* Directions for this task: Restate all of the data exactly.

--- START OF Provided records ---

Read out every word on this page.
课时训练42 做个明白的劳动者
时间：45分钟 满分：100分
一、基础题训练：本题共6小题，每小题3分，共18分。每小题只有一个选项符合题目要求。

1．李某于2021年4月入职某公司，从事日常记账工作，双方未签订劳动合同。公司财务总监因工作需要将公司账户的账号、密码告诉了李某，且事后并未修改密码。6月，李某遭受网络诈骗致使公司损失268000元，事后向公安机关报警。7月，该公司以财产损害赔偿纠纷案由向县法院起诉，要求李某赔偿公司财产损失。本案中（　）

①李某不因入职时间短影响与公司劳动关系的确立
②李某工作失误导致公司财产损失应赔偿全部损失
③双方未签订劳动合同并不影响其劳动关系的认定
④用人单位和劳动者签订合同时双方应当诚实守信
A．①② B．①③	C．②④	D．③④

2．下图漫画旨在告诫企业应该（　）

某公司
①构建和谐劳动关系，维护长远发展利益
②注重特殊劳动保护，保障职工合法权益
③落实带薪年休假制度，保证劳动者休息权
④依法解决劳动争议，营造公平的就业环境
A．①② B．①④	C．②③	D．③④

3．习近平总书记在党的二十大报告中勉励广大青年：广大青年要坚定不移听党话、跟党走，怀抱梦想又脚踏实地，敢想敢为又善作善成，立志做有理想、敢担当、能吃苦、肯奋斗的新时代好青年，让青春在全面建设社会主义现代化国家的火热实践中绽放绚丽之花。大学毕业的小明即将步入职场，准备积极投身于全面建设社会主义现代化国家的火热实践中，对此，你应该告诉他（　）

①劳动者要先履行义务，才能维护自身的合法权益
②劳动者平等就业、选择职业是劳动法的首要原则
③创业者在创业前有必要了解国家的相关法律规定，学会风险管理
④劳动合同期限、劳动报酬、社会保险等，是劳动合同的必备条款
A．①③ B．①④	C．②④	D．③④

--- END OF Provided records ---

* Solution:
Read out every word on this page.
课时训练42 做个明白的劳动者
时间：45分钟 满分：100分
一、基础题训练：本题共6小题，每小题3分，共18分。每小题只有一个选项符合题目要求。

1．李某于2021年4月入职某公司，从事日常记账工作，双方未签订劳动合同。公司财务总监因工作需要将公司账户的账号、密码告诉了李某，且事后并未修改密码。6月，李某遭受网络诈骗致使公司损失268000元，事后向公安机关报警。7月，该公司以财产损害赔偿纠纷案由向县法院起诉，要求李某赔偿公司财产损失。本案中（　）

①李某不因入职时间短影响与公司劳动关系的确立
②李某工作失误导致公司财产损失应赔偿全部损失
③双方未签订劳动合同并不影响其劳动关系的认定
④用人单位和劳动者签订合同时双方应当诚实守信
A．①② B．①③	C．②④	D．③④

2．下图漫画旨在告诫企业应该（　）

某公司
①构建和谐劳动关系，维护长远发展利益
②注重特殊劳动保护，保障职工合法权益
③落实带薪年休假制度，保证劳动者休息权
④依法解决劳动争议，营造公平的就业环境
A．①② B．①④	C．②③	D．③④

3．习近平总书记在党的二十大报告中勉励广大青年：广大青年要坚定不移听党话、跟党走，怀抱梦想又脚踏实地，敢想敢为又善作善成，立志做有理想、敢担当、能吃苦、肯奋斗的新时代好青年，让青春在全面建设社会主义现代化国家的火热实践中绽放绚丽之花。大学毕业的小明即将步入职场，准备积极投身于全面建设社会主义现代化国家的火热实践中，对此，你应该告诉他（　）

①劳动者要先履行义务，才能维护自身的合法权益
②劳动者平等就业、选择职业是劳动法的首要原则
③创业者在创业前有必要了解国家的相关法律规定，学会风险管理
④劳动合同期限、劳动报酬、社会保险等，是劳动合同的必备条款
A．①③ B．①④	C．②④	D．③④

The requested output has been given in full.